• _Given request_
For the material that follows, list every line containing the word "Orientation".

-- Given information start --

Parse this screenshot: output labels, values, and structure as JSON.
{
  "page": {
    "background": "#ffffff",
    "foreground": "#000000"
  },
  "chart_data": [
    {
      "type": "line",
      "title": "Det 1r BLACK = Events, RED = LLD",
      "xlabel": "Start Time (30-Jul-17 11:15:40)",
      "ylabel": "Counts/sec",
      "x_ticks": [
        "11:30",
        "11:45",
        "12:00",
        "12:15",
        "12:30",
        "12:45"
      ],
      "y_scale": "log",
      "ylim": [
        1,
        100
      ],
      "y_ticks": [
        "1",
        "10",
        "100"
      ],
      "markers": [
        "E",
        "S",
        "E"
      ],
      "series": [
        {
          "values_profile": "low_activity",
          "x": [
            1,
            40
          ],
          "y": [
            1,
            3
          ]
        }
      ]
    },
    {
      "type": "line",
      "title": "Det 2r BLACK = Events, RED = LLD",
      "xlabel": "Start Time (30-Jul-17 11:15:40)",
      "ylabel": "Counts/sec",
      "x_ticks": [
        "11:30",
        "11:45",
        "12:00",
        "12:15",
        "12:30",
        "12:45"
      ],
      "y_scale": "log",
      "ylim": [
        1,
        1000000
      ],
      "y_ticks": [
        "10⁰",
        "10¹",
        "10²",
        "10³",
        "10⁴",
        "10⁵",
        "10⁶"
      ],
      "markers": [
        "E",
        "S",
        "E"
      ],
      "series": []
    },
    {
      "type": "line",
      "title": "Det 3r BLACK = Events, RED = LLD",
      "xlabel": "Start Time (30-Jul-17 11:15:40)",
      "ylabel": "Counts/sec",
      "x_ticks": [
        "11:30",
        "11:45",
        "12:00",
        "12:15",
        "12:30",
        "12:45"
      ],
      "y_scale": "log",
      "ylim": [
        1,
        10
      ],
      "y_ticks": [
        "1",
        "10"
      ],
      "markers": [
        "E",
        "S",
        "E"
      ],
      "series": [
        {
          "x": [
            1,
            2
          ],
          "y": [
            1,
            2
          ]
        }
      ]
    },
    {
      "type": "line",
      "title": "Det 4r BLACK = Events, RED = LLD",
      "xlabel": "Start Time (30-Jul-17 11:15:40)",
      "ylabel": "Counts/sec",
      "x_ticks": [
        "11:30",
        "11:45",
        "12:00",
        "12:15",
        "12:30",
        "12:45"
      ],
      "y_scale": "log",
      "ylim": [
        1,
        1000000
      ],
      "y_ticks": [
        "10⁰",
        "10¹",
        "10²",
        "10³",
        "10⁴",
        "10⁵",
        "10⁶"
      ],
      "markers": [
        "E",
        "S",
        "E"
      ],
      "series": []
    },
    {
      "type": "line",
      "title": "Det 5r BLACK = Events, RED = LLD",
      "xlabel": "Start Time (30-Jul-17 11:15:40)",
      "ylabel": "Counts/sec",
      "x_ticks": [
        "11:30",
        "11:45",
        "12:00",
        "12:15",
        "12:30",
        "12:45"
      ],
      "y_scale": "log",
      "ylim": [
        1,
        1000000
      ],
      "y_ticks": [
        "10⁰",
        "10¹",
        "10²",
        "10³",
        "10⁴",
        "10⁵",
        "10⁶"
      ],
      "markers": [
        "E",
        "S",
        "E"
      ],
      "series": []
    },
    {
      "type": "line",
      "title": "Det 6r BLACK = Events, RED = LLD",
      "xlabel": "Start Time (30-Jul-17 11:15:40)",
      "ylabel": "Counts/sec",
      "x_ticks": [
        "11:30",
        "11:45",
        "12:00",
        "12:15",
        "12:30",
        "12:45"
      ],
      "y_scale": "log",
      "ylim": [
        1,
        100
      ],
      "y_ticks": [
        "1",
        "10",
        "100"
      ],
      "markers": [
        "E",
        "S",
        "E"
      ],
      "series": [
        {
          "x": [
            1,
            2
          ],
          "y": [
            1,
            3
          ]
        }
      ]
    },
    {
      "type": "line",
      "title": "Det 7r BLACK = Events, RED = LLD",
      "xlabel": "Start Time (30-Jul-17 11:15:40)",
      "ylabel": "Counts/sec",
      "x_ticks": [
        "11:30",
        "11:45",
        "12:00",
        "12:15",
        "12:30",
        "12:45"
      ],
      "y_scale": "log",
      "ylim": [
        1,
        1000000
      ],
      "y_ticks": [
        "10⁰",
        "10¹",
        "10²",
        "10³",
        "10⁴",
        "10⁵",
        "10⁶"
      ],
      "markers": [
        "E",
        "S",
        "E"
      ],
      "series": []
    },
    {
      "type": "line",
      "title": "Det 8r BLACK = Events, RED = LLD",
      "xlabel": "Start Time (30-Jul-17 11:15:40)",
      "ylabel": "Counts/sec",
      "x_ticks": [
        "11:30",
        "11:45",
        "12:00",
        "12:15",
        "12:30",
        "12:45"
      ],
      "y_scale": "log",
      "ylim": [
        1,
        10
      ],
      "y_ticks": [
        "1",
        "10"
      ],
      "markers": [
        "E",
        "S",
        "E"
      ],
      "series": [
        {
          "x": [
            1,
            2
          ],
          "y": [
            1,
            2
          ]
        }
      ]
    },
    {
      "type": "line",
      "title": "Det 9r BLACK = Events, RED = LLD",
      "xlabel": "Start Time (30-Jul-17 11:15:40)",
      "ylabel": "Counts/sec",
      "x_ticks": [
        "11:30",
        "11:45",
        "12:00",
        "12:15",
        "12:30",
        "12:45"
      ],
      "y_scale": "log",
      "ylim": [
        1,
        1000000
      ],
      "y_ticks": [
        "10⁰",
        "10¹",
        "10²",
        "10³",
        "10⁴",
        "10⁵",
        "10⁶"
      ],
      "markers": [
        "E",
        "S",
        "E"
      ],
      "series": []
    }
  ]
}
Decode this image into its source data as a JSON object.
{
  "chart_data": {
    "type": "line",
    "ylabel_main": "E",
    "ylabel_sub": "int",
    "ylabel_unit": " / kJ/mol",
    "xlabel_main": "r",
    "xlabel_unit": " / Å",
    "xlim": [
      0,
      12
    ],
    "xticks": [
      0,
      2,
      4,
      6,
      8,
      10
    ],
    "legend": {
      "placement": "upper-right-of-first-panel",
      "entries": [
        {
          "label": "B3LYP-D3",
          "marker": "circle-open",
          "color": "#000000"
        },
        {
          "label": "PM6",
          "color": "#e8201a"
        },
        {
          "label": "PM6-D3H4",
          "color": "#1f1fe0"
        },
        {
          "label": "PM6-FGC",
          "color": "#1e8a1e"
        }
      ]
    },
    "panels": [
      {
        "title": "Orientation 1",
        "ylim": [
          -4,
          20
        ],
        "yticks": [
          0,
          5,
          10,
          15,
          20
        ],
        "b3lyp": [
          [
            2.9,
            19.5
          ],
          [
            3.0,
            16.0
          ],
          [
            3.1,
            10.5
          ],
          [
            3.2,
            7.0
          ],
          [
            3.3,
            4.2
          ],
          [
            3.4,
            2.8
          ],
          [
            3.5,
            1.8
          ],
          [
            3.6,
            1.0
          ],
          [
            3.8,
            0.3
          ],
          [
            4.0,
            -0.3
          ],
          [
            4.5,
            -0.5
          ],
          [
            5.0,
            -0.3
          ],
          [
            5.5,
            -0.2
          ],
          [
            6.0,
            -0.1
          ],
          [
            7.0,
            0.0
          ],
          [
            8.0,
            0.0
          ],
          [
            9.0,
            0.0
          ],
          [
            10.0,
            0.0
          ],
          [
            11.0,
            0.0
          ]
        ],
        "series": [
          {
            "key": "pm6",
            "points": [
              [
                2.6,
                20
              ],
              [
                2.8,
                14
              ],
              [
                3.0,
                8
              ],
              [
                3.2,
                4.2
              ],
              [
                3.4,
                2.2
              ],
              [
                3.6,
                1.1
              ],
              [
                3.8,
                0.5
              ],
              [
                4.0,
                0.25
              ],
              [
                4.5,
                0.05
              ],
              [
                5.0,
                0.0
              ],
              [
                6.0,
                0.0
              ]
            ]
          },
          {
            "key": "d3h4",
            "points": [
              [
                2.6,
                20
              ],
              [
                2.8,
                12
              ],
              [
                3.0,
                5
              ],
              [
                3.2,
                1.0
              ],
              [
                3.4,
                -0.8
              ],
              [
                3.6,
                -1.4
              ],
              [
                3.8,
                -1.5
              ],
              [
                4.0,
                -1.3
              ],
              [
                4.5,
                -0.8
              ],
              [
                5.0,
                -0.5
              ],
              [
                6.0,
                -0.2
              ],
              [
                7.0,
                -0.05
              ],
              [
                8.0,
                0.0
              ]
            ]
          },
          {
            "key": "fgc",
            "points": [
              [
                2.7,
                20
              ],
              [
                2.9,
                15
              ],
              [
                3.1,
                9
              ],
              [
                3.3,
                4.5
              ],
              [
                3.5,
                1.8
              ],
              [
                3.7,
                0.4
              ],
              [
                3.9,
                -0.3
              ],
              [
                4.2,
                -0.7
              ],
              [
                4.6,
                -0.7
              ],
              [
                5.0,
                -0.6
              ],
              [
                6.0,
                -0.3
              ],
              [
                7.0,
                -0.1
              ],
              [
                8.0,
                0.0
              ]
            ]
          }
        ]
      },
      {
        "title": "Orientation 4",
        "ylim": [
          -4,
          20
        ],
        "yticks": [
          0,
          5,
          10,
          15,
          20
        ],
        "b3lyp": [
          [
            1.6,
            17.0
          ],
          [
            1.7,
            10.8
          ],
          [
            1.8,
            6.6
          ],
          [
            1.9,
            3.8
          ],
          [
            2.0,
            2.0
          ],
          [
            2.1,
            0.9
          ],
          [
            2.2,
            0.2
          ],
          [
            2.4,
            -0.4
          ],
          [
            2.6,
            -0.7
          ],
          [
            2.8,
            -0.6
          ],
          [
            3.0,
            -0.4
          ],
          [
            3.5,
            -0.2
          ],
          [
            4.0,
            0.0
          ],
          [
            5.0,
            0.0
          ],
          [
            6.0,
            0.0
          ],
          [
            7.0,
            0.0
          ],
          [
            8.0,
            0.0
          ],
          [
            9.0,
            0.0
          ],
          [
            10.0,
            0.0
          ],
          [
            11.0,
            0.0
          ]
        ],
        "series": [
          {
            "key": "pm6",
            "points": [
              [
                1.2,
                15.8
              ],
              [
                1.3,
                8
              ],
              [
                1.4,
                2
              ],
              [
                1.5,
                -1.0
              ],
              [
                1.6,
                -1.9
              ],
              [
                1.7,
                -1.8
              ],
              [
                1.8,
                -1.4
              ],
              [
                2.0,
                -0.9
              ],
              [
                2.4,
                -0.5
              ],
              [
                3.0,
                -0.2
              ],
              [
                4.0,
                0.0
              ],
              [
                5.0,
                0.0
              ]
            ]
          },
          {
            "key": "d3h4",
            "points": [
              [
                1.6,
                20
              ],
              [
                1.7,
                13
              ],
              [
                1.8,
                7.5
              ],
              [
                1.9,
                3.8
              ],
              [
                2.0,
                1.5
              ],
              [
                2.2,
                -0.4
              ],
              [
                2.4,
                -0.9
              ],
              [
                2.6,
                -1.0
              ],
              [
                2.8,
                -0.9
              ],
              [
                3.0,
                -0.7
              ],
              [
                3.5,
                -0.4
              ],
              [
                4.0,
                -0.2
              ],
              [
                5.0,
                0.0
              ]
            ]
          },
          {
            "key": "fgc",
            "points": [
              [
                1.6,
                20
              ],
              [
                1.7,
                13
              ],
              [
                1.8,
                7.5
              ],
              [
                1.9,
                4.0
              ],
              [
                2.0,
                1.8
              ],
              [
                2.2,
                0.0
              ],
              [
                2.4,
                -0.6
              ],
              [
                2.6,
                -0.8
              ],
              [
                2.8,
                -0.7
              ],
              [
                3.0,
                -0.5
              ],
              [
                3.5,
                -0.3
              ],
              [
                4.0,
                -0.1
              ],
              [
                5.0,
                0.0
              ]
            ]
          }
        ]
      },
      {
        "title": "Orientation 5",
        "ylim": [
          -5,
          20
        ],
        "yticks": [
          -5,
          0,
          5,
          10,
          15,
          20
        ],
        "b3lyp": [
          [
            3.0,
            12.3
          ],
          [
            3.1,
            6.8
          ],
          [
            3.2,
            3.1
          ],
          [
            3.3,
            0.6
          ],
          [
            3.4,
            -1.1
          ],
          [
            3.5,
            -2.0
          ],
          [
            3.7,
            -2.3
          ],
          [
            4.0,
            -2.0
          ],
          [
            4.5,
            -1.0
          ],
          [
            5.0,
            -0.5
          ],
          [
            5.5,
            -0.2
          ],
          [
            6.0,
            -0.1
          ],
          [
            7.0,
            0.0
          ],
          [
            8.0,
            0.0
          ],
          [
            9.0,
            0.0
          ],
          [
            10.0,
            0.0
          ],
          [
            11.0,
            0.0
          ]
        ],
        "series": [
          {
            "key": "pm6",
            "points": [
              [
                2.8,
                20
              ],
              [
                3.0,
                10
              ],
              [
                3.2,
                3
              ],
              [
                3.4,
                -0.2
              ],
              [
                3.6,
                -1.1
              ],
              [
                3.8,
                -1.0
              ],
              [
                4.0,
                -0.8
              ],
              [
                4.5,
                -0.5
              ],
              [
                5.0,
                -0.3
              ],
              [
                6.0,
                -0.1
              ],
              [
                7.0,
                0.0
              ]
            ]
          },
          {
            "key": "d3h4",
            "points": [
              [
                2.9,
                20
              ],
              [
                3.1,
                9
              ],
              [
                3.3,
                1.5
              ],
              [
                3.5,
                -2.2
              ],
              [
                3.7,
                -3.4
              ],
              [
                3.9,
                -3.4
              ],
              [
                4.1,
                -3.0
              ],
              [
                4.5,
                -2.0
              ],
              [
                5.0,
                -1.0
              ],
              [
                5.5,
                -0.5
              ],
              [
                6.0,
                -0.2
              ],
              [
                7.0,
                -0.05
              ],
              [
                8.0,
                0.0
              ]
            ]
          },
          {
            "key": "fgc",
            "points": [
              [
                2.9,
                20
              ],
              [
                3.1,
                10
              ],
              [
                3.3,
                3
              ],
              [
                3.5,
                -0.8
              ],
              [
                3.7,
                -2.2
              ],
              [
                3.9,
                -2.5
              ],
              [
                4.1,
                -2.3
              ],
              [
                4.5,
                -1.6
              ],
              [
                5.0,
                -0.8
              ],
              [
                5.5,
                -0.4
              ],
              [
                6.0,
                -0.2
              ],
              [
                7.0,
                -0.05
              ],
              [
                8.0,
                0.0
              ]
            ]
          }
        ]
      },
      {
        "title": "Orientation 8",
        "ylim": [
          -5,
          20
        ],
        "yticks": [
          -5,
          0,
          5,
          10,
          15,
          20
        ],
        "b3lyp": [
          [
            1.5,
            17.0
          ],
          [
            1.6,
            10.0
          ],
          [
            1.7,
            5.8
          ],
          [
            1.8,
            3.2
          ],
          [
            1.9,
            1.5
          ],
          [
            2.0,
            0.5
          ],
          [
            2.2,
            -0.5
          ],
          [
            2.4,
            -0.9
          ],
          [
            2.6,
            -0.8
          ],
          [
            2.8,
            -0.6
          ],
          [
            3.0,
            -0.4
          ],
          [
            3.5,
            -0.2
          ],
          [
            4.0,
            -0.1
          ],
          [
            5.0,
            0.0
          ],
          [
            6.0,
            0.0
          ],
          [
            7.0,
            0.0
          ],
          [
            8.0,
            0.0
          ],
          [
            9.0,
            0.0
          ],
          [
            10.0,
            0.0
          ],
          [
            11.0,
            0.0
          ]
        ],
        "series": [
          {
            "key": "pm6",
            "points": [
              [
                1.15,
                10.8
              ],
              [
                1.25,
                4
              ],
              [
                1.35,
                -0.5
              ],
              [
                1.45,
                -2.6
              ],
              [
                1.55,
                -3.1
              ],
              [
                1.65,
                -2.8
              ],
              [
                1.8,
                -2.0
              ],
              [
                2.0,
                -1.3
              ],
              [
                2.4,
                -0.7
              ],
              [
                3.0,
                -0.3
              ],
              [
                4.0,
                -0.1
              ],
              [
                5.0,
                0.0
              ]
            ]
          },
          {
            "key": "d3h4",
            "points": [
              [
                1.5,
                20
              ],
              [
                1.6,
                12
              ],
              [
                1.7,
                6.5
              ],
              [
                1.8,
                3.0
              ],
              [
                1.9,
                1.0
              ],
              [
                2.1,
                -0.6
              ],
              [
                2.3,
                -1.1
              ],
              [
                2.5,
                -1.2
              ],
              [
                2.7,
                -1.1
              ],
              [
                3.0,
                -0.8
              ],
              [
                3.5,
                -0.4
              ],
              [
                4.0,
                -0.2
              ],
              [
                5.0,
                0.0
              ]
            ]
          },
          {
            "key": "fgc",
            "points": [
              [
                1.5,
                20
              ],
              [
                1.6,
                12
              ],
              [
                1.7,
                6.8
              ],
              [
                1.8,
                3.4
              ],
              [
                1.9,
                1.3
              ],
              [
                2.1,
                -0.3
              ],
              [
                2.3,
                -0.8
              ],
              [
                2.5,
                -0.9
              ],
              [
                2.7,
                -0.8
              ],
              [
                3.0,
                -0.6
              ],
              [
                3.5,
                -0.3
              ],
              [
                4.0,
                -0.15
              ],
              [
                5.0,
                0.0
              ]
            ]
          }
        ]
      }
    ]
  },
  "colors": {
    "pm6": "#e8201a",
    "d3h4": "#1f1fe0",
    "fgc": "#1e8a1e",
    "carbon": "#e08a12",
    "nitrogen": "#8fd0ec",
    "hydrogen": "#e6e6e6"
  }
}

-- Given information end --

• _Full solution_
        "title": "Orientation 1",
        "title": "Orientation 4",
        "title": "Orientation 5",
        "title": "Orientation 8",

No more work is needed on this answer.